* start SOURCE DATA *
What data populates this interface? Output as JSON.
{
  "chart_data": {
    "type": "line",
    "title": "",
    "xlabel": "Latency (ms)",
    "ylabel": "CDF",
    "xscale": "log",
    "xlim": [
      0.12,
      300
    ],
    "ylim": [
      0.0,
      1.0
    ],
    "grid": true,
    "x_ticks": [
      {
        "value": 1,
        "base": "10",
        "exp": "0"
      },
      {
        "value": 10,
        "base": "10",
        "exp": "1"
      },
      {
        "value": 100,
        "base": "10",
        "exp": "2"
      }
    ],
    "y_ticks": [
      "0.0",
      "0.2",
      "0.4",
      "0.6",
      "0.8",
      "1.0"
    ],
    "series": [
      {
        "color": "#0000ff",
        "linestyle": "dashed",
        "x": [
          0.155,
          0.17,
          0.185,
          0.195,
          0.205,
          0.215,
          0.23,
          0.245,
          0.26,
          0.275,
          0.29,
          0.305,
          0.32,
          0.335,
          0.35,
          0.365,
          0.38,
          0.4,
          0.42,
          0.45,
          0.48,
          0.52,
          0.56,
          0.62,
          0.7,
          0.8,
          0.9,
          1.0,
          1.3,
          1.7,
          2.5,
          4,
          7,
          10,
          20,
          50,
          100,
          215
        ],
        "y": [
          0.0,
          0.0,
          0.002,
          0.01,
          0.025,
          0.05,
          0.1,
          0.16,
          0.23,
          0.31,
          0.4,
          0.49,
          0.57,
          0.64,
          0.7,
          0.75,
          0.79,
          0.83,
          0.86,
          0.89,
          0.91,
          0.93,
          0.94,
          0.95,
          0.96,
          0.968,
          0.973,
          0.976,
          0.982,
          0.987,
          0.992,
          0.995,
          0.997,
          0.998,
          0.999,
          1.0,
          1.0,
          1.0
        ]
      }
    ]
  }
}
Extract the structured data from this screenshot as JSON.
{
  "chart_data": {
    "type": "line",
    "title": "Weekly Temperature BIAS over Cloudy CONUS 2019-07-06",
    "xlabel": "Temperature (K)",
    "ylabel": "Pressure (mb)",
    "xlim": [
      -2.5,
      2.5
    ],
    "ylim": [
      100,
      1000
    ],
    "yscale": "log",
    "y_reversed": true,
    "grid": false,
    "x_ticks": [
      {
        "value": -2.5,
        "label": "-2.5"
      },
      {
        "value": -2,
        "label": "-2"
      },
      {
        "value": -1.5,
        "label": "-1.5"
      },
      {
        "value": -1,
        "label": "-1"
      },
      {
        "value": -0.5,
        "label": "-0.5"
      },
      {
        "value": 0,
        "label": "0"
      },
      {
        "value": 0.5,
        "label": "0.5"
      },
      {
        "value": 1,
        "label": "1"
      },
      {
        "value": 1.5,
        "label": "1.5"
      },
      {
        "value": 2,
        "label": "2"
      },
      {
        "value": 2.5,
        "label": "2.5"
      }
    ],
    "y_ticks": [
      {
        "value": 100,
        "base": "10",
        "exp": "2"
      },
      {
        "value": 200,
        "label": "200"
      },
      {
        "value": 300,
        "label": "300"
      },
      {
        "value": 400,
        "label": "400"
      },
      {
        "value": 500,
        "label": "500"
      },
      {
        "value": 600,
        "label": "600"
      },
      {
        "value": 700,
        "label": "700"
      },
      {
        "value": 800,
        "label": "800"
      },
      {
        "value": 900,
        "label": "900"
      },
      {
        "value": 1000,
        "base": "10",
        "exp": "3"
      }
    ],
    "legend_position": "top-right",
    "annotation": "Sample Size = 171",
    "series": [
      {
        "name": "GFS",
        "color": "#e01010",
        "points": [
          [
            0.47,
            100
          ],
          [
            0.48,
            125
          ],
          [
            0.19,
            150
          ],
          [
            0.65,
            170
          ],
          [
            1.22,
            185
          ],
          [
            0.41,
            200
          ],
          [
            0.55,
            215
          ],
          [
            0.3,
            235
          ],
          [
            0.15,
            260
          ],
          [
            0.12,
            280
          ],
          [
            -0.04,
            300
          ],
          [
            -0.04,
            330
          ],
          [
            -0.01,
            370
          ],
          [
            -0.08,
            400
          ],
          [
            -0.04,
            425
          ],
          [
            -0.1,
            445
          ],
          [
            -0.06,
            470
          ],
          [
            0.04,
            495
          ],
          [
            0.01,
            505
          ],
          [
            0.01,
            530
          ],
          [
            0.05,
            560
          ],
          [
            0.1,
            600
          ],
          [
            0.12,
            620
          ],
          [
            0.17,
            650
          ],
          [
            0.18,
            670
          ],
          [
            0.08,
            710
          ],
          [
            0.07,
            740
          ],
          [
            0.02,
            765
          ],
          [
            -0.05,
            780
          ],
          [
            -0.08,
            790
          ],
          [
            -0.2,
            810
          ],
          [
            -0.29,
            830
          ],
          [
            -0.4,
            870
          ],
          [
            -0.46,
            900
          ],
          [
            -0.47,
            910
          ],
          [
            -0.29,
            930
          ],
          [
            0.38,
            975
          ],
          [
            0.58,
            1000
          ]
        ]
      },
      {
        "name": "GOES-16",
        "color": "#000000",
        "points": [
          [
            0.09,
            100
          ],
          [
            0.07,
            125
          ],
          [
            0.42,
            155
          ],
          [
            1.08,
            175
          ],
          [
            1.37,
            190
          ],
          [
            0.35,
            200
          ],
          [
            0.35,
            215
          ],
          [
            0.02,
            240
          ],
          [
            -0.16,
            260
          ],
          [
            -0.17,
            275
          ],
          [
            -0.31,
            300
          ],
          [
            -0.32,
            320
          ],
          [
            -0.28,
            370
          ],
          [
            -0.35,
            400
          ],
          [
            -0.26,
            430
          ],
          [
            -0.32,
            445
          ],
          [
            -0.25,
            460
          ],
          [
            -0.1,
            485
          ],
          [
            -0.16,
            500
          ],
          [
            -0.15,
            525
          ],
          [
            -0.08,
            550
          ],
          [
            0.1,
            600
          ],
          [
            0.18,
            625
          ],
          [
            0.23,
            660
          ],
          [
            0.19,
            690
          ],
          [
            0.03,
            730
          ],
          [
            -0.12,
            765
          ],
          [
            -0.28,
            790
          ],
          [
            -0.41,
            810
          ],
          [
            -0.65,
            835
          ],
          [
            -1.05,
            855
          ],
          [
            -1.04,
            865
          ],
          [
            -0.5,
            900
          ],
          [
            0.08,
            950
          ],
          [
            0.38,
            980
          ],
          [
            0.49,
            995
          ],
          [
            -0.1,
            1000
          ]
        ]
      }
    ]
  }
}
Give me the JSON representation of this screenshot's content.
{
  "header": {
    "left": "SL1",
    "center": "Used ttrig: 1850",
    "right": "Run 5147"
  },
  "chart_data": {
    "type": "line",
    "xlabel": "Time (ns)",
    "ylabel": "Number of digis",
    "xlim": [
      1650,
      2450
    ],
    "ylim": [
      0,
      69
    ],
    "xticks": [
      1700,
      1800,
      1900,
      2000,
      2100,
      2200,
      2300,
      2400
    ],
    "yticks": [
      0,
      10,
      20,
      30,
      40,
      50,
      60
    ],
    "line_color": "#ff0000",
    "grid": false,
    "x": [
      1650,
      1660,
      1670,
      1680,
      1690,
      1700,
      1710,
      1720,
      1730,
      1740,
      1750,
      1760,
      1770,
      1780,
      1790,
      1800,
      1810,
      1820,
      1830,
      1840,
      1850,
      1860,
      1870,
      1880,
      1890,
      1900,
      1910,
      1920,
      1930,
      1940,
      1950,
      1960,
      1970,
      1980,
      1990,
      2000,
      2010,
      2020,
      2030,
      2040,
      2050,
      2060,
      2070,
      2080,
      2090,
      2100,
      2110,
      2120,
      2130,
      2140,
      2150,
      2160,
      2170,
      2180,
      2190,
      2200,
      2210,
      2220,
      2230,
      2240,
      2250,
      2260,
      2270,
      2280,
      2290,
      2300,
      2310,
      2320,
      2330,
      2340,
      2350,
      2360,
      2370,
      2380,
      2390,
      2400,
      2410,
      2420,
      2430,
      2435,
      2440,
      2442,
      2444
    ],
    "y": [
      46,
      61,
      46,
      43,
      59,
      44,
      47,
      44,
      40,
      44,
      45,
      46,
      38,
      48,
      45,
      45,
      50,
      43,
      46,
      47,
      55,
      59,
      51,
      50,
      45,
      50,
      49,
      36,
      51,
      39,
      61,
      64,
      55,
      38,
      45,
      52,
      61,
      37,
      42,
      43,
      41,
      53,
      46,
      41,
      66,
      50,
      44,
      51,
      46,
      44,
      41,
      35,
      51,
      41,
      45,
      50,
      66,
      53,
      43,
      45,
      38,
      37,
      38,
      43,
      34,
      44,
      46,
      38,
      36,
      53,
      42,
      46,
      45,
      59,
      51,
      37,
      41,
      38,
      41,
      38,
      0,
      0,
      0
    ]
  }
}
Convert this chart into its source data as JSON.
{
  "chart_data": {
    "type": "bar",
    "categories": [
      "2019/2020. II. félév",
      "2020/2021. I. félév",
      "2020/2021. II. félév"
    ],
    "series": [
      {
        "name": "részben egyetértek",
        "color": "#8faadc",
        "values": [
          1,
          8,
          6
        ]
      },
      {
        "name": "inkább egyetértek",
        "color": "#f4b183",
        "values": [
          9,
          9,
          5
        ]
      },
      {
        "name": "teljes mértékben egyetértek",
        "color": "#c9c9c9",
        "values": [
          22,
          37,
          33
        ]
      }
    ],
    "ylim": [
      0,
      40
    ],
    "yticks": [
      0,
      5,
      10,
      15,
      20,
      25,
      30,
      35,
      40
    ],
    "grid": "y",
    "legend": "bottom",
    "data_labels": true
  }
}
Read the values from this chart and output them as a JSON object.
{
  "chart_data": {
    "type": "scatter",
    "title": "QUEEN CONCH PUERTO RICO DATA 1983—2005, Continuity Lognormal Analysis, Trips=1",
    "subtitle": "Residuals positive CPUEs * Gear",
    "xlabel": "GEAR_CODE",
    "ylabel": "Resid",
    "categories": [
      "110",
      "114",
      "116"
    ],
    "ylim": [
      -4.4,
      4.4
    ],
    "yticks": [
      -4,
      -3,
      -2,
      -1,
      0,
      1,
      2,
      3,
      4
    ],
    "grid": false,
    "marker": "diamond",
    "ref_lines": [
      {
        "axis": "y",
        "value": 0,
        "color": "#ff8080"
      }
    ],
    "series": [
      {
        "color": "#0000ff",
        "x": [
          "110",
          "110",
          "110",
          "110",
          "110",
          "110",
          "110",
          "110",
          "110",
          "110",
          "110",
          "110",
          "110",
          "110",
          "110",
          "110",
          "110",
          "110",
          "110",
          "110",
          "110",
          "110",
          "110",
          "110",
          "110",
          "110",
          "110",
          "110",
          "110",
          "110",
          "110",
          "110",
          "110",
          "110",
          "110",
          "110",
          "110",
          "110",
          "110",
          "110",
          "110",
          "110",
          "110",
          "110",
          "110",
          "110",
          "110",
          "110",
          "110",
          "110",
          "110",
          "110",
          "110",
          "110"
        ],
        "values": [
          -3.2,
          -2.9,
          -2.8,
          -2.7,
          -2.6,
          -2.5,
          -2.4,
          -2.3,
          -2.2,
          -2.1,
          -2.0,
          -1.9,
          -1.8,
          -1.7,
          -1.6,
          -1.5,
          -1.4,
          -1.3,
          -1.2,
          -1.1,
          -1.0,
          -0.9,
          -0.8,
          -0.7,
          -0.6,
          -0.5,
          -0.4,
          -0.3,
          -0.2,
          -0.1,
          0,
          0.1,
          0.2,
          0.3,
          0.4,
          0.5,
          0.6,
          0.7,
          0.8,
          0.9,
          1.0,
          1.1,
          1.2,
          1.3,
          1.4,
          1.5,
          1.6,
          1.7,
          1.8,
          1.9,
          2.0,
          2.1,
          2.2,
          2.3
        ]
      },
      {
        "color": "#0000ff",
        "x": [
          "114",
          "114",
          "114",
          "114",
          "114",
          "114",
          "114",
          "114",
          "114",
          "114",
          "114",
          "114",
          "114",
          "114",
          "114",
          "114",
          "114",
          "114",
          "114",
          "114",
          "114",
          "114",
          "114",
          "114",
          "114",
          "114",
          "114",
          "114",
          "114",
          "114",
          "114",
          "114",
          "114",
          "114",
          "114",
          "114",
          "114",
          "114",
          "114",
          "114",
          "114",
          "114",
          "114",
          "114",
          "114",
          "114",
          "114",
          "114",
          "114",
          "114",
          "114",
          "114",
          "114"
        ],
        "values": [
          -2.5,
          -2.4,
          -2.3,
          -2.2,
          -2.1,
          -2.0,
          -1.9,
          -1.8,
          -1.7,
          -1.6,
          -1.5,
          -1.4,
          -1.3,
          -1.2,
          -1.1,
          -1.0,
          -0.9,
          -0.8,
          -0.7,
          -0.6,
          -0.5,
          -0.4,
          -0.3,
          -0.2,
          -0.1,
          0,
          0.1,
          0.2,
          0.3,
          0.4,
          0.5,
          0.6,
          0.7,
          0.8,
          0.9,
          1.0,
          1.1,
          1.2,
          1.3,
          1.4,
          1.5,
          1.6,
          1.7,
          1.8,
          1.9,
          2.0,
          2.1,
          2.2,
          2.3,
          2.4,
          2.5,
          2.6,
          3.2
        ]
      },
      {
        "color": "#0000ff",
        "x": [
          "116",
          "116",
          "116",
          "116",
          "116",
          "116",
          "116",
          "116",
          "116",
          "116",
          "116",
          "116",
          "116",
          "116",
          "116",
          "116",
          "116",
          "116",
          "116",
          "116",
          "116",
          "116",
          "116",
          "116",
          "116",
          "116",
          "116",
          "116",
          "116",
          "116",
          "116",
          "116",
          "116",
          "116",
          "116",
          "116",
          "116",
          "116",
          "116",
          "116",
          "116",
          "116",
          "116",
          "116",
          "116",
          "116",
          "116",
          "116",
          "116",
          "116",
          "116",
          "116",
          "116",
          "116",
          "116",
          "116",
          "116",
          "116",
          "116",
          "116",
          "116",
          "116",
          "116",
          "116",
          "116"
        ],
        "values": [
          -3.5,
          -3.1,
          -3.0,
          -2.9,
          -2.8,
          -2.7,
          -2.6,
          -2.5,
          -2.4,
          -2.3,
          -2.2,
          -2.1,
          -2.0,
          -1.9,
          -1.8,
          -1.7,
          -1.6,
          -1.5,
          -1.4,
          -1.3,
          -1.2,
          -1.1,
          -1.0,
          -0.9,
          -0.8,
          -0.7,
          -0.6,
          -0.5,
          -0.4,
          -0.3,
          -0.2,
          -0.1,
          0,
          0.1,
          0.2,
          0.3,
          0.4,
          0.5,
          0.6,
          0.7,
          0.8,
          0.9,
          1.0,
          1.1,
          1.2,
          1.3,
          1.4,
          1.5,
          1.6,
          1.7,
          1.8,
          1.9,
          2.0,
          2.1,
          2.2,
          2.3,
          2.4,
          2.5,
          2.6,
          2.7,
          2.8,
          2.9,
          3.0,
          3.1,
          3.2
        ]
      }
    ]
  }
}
* end SOURCE DATA *
> [STATED PROBLEM]: Copy every line above that includes the string "ylabel".

> [SOLVED EXERCISE]:
    "ylabel": "CDF",
    "ylabel": "Pressure (mb)",
    "ylabel": "Number of digis",
    "ylabel": "Resid",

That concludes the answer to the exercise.